■ **GOAL OF THE EXERCISE**: Quote the entries in full, character for character, without their images.

──────────────────────────────

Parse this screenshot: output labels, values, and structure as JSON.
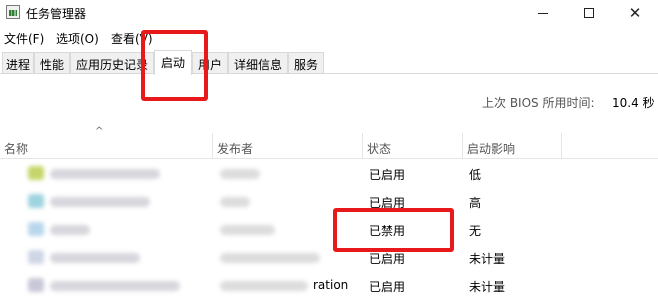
{
  "window": {
    "title": "任务管理器",
    "close_symbol": "✕"
  },
  "menu": {
    "items": [
      "文件(F)",
      "选项(O)",
      "查看(V)"
    ]
  },
  "tabs": [
    "进程",
    "性能",
    "应用历史记录",
    "启动",
    "用户",
    "详细信息",
    "服务"
  ],
  "active_tab": "启动",
  "bios": {
    "label": "上次 BIOS 所用时间:",
    "value": "10.4 秒"
  },
  "table": {
    "sort_indicator": "^",
    "columns": [
      "名称",
      "发布者",
      "状态",
      "启动影响"
    ],
    "rows": [
      {
        "publisher_visible": "",
        "status": "已启用",
        "impact": "低",
        "icon_color": "#c6d66a"
      },
      {
        "publisher_visible": "",
        "status": "已启用",
        "impact": "高",
        "icon_color": "#9fd3e0"
      },
      {
        "publisher_visible": "",
        "status": "已禁用",
        "impact": "无",
        "icon_color": "#b9d7ec"
      },
      {
        "publisher_visible": "",
        "status": "已启用",
        "impact": "未计量",
        "icon_color": "#cfd6e6"
      },
      {
        "publisher_visible": "ration",
        "status": "已启用",
        "impact": "未计量",
        "icon_color": "#c8c8d8"
      }
    ]
  },
  "annotations": {
    "highlight_color": "#e8191a"
  }
}
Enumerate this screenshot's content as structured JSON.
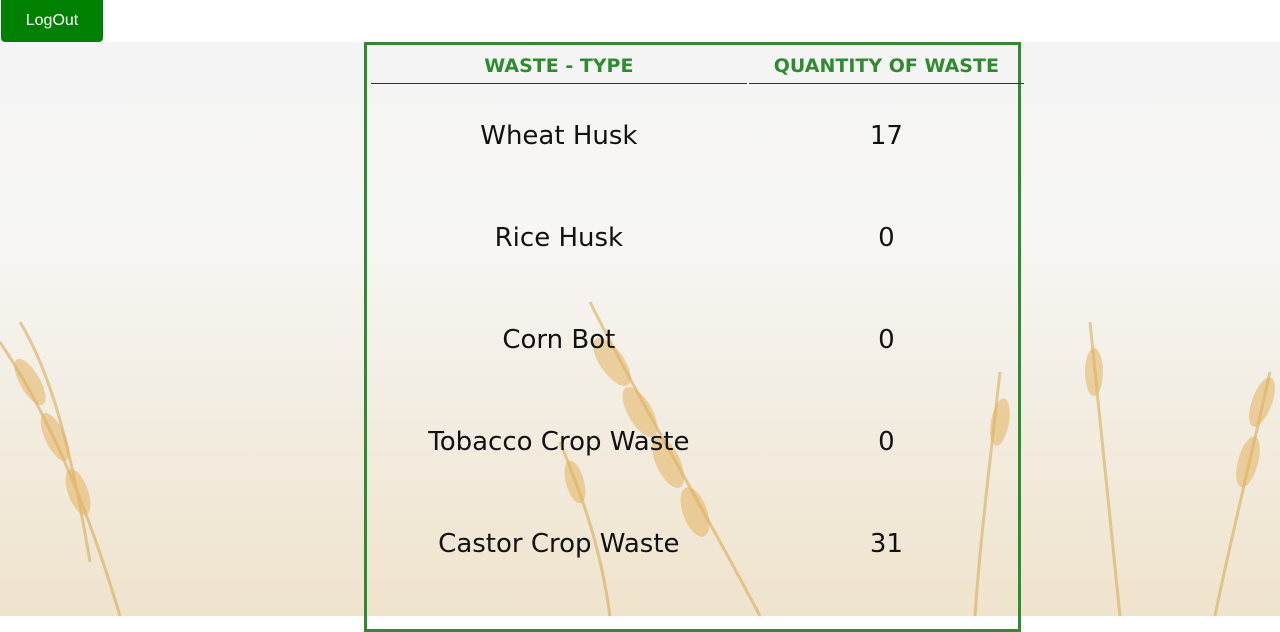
{
  "header": {
    "logout_label": "LogOut"
  },
  "table": {
    "columns": [
      "WASTE - TYPE",
      "QUANTITY OF WASTE"
    ],
    "rows": [
      {
        "type": "Wheat Husk",
        "quantity": "17"
      },
      {
        "type": "Rice Husk",
        "quantity": "0"
      },
      {
        "type": "Corn Bot",
        "quantity": "0"
      },
      {
        "type": "Tobacco Crop Waste",
        "quantity": "0"
      },
      {
        "type": "Castor Crop Waste",
        "quantity": "31"
      }
    ]
  },
  "colors": {
    "button_green": "#008000",
    "accent_green": "#2e8b2e"
  }
}
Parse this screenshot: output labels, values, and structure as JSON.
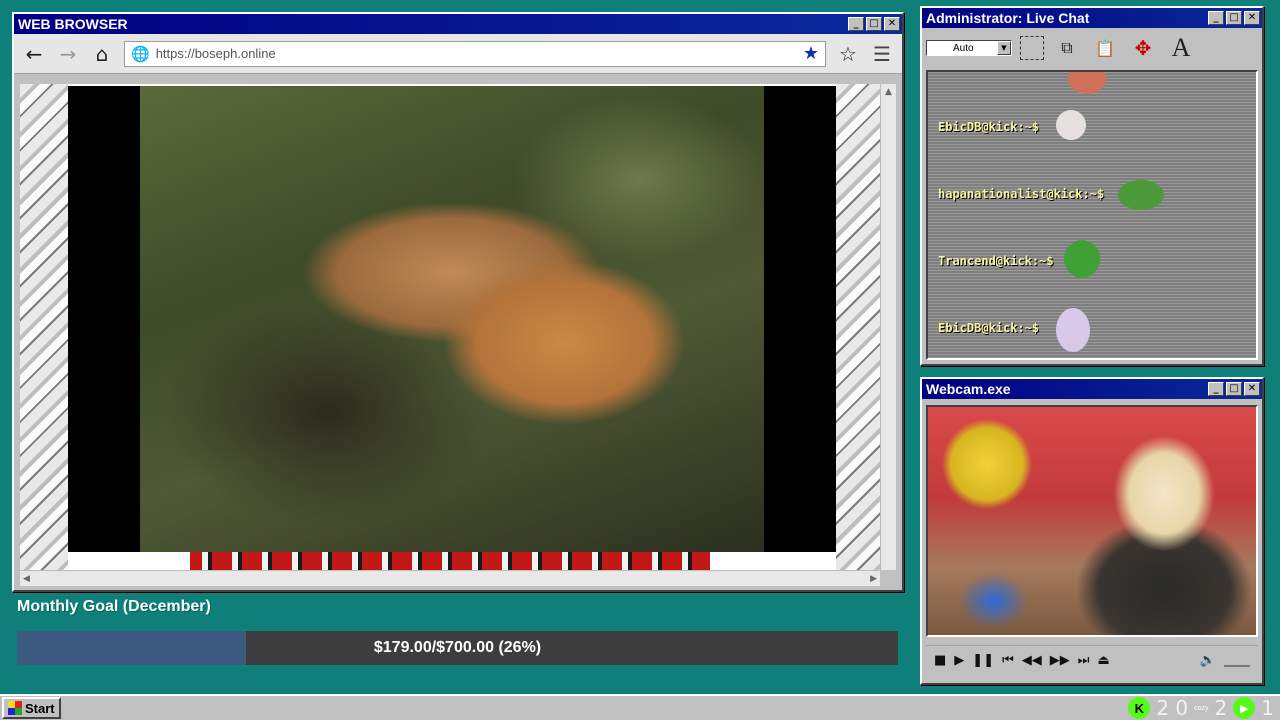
{
  "browser": {
    "title": "WEB BROWSER",
    "url": "https://boseph.online",
    "controls": {
      "minimize": "_",
      "maximize": "□",
      "close": "✕"
    }
  },
  "nav": {
    "back_icon": "←",
    "forward_icon": "→",
    "home_icon": "⌂",
    "globe_icon": "🌐",
    "bookmark_filled_icon": "★",
    "bookmark_outline_icon": "☆",
    "menu_icon": "☰"
  },
  "goal": {
    "title": "Monthly Goal (December)",
    "text": "$179.00/$700.00 (26%)",
    "progress_fraction": 0.26
  },
  "chat": {
    "title": "Administrator: Live Chat",
    "font_size_value": "Auto",
    "messages": [
      {
        "user": "EbicDB@kick:~$"
      },
      {
        "user": "hapanationalist@kick:~$"
      },
      {
        "user": "Trancend@kick:~$"
      },
      {
        "user": "EbicDB@kick:~$"
      }
    ]
  },
  "webcam": {
    "title": "Webcam.exe"
  },
  "taskbar": {
    "start_label": "Start",
    "tray_viewers": "2 0",
    "tray_cozy": "cozy",
    "tray_count_a": "2",
    "tray_count_b": "1",
    "kick_letter": "K"
  },
  "colors": {
    "desktop": "#0f7f7a",
    "titlebar": "#000080",
    "goal_fill": "#3d5a80",
    "kick_green": "#53fc18",
    "chat_username": "#f5f5a0"
  }
}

──────────────────────────────

■ **THE ANSWER**:
Parse this screenshot: output labels, values, and structure as JSON.
{
  "window": {
    "title": "任务管理器",
    "close_symbol": "✕"
  },
  "menu": {
    "items": [
      "文件(F)",
      "选项(O)",
      "查看(V)"
    ]
  },
  "tabs": [
    "进程",
    "性能",
    "应用历史记录",
    "启动",
    "用户",
    "详细信息",
    "服务"
  ],
  "active_tab": "启动",
  "bios": {
    "label": "上次 BIOS 所用时间:",
    "value": "10.4 秒"
  },
  "table": {
    "sort_indicator": "^",
    "columns": [
      "名称",
      "发布者",
      "状态",
      "启动影响"
    ],
    "rows": [
      {
        "publisher_visible": "",
        "status": "已启用",
        "impact": "低",
        "icon_color": "#c6d66a"
      },
      {
        "publisher_visible": "",
        "status": "已启用",
        "impact": "高",
        "icon_color": "#9fd3e0"
      },
      {
        "publisher_visible": "",
        "status": "已禁用",
        "impact": "无",
        "icon_color": "#b9d7ec"
      },
      {
        "publisher_visible": "",
        "status": "已启用",
        "impact": "未计量",
        "icon_color": "#cfd6e6"
      },
      {
        "publisher_visible": "ration",
        "status": "已启用",
        "impact": "未计量",
        "icon_color": "#c8c8d8"
      }
    ]
  },
  "annotations": {
    "highlight_color": "#e8191a"
  }
}
Enumerate this screenshot's content as structured JSON.
{
  "header": {
    "logout_label": "LogOut"
  },
  "table": {
    "columns": [
      "WASTE - TYPE",
      "QUANTITY OF WASTE"
    ],
    "rows": [
      {
        "type": "Wheat Husk",
        "quantity": "17"
      },
      {
        "type": "Rice Husk",
        "quantity": "0"
      },
      {
        "type": "Corn Bot",
        "quantity": "0"
      },
      {
        "type": "Tobacco Crop Waste",
        "quantity": "0"
      },
      {
        "type": "Castor Crop Waste",
        "quantity": "31"
      }
    ]
  },
  "colors": {
    "button_green": "#008000",
    "accent_green": "#2e8b2e"
  }
}
Parse this screenshot: output labels, values, and structure as JSON.
{
  "browser": {
    "title": "WEB BROWSER",
    "url": "https://boseph.online",
    "controls": {
      "minimize": "_",
      "maximize": "□",
      "close": "✕"
    }
  },
  "nav": {
    "back_icon": "←",
    "forward_icon": "→",
    "home_icon": "⌂",
    "globe_icon": "🌐",
    "bookmark_filled_icon": "★",
    "bookmark_outline_icon": "☆",
    "menu_icon": "☰"
  },
  "goal": {
    "title": "Monthly Goal (December)",
    "text": "$179.00/$700.00 (26%)",
    "progress_fraction": 0.26
  },
  "chat": {
    "title": "Administrator: Live Chat",
    "font_size_value": "Auto",
    "messages": [
      {
        "user": "EbicDB@kick:~$"
      },
      {
        "user": "hapanationalist@kick:~$"
      },
      {
        "user": "Trancend@kick:~$"
      },
      {
        "user": "EbicDB@kick:~$"
      }
    ]
  },
  "webcam": {
    "title": "Webcam.exe"
  },
  "taskbar": {
    "start_label": "Start",
    "tray_viewers": "2 0",
    "tray_cozy": "cozy",
    "tray_count_a": "2",
    "tray_count_b": "1",
    "kick_letter": "K"
  },
  "colors": {
    "desktop": "#0f7f7a",
    "titlebar": "#000080",
    "goal_fill": "#3d5a80",
    "kick_green": "#53fc18",
    "chat_username": "#f5f5a0"
  }
}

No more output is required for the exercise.